◆ **Prompt**
Pull every line containing "исследование" from the entries.

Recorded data
+++
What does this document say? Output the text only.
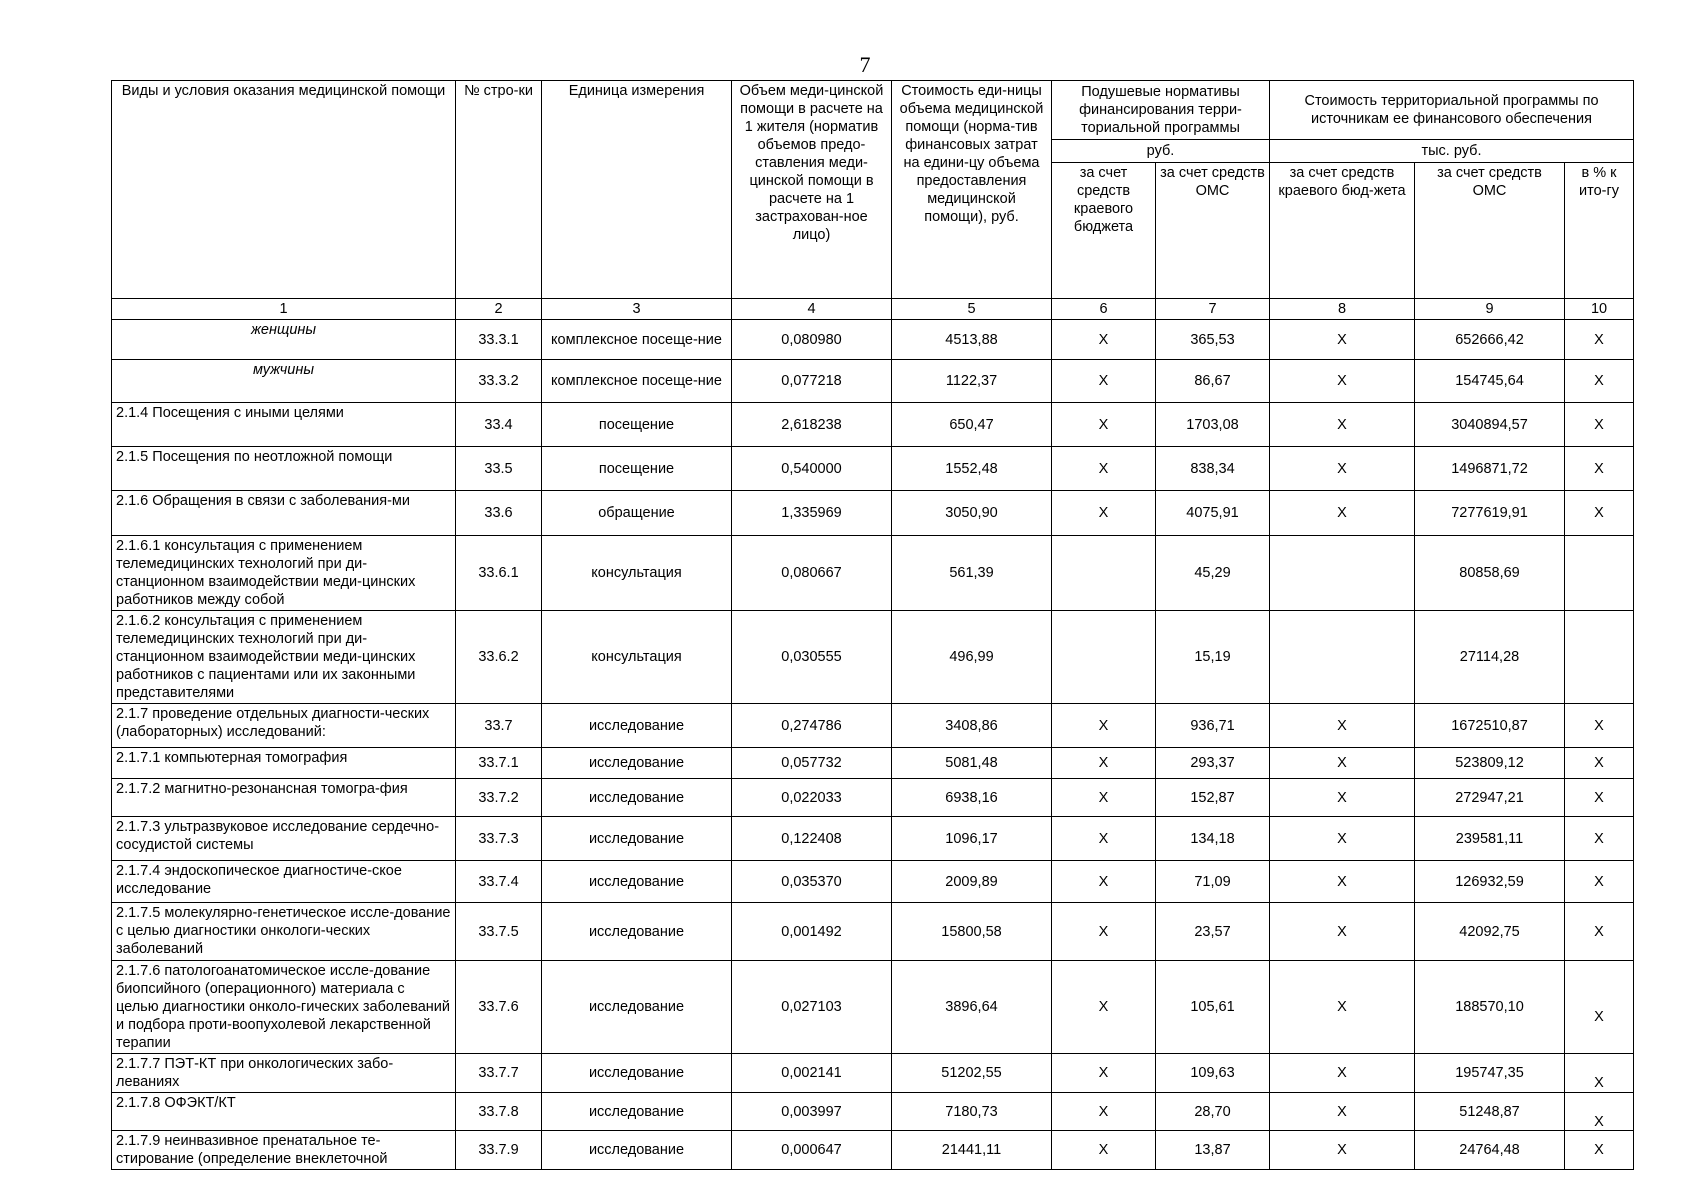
7
Виды и условия оказания медицинской помощи	№ стро-ки	Единица измерения	Объем меди-цинской помощи в расчете на 1 жителя (норматив объемов предо-ставления меди-цинской помощи в расчете на 1 застрахован-ное лицо)	Стоимость еди-ницы объема медицинской помощи (норма-тив финансовых затрат на едини-цу объема предоставления медицинской помощи), руб.	Подушевые нормативы финансирования терри-ториальной программы		Стоимость территориальной программы по источникам ее финансового обеспечения		
					руб.		тыс. руб.		
					за счет средств краевого бюджета	за счет средств ОМС	за счет средств краевого бюд-жета	за счет средств ОМС	в % к ито-гу
1	2	3	4	5	6	7	8	9	10
женщины	33.3.1	комплексное посеще-ние	0,080980	4513,88	Х	365,53	Х	652666,42	Х
мужчины	33.3.2	комплексное посеще-ние	0,077218	1122,37	Х	86,67	Х	154745,64	Х
2.1.4 Посещения с иными целями	33.4	посещение	2,618238	650,47	Х	1703,08	Х	3040894,57	Х
2.1.5 Посещения по неотложной помощи	33.5	посещение	0,540000	1552,48	Х	838,34	Х	1496871,72	Х
2.1.6 Обращения в связи с заболевания-ми	33.6	обращение	1,335969	3050,90	Х	4075,91	Х	7277619,91	Х
2.1.6.1 консультация с применением телемедицинских технологий при ди-станционном взаимодействии меди-цинских работников между собой	33.6.1	консультация	0,080667	561,39		45,29		80858,69	
2.1.6.2 консультация с применением телемедицинских технологий при ди-станционном взаимодействии меди-цинских работников с пациентами или их законными представителями	33.6.2	консультация	0,030555	496,99		15,19		27114,28	
2.1.7 проведение отдельных диагности-ческих (лабораторных) исследований:	33.7	исследование	0,274786	3408,86	Х	936,71	Х	1672510,87	Х
2.1.7.1 компьютерная томография	33.7.1	исследование	0,057732	5081,48	Х	293,37	Х	523809,12	Х
2.1.7.2 магнитно-резонансная томогра-фия	33.7.2	исследование	0,022033	6938,16	Х	152,87	Х	272947,21	Х
2.1.7.3 ультразвуковое исследование сердечно-сосудистой системы	33.7.3	исследование	0,122408	1096,17	Х	134,18	Х	239581,11	Х
2.1.7.4 эндоскопическое диагностиче-ское исследование	33.7.4	исследование	0,035370	2009,89	Х	71,09	Х	126932,59	Х
2.1.7.5 молекулярно-генетическое иссле-дование с целью диагностики онкологи-ческих заболеваний	33.7.5	исследование	0,001492	15800,58	Х	23,57	Х	42092,75	Х
2.1.7.6 патологоанатомическое иссле-дование биопсийного (операционного) материала с целью диагностики онколо-гических заболеваний и подбора проти-воопухолевой лекарственной терапии	33.7.6	исследование	0,027103	3896,64	Х	105,61	Х	188570,10	Х
2.1.7.7 ПЭТ-КТ при онкологических забо-леваниях	33.7.7	исследование	0,002141	51202,55	Х	109,63	Х	195747,35	Х
2.1.7.8 ОФЭКТ/КТ	33.7.8	исследование	0,003997	7180,73	Х	28,70	Х	51248,87	Х
2.1.7.9 неинвазивное пренатальное те-стирование (определение внеклеточной	33.7.9	исследование	0,000647	21441,11	Х	13,87	Х	24764,48	Х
+++
◆ **Answer to the task**
2.1.7 проведение отдельных диагности-ческих (лабораторных) исследований:	33.7	исследование	0,274786	3408,86	Х	936,71	Х	1672510,87	Х
2.1.7.1 компьютерная томография	33.7.1	исследование	0,057732	5081,48	Х	293,37	Х	523809,12	Х
2.1.7.2 магнитно-резонансная томогра-фия	33.7.2	исследование	0,022033	6938,16	Х	152,87	Х	272947,21	Х
2.1.7.3 ультразвуковое исследование сердечно-сосудистой системы	33.7.3	исследование	0,122408	1096,17	Х	134,18	Х	239581,11	Х
2.1.7.4 эндоскопическое диагностиче-ское исследование	33.7.4	исследование	0,035370	2009,89	Х	71,09	Х	126932,59	Х
2.1.7.5 молекулярно-генетическое иссле-дование с целью диагностики онкологи-ческих заболеваний	33.7.5	исследование	0,001492	15800,58	Х	23,57	Х	42092,75	Х
2.1.7.6 патологоанатомическое иссле-дование биопсийного (операционного) материала с целью диагностики онколо-гических заболеваний и подбора проти-воопухолевой лекарственной терапии	33.7.6	исследование	0,027103	3896,64	Х	105,61	Х	188570,10	Х
2.1.7.7 ПЭТ-КТ при онкологических забо-леваниях	33.7.7	исследование	0,002141	51202,55	Х	109,63	Х	195747,35	Х
2.1.7.8 ОФЭКТ/КТ	33.7.8	исследование	0,003997	7180,73	Х	28,70	Х	51248,87	Х
2.1.7.9 неинвазивное пренатальное те-стирование (определение внеклеточной	33.7.9	исследование	0,000647	21441,11	Х	13,87	Х	24764,48	Х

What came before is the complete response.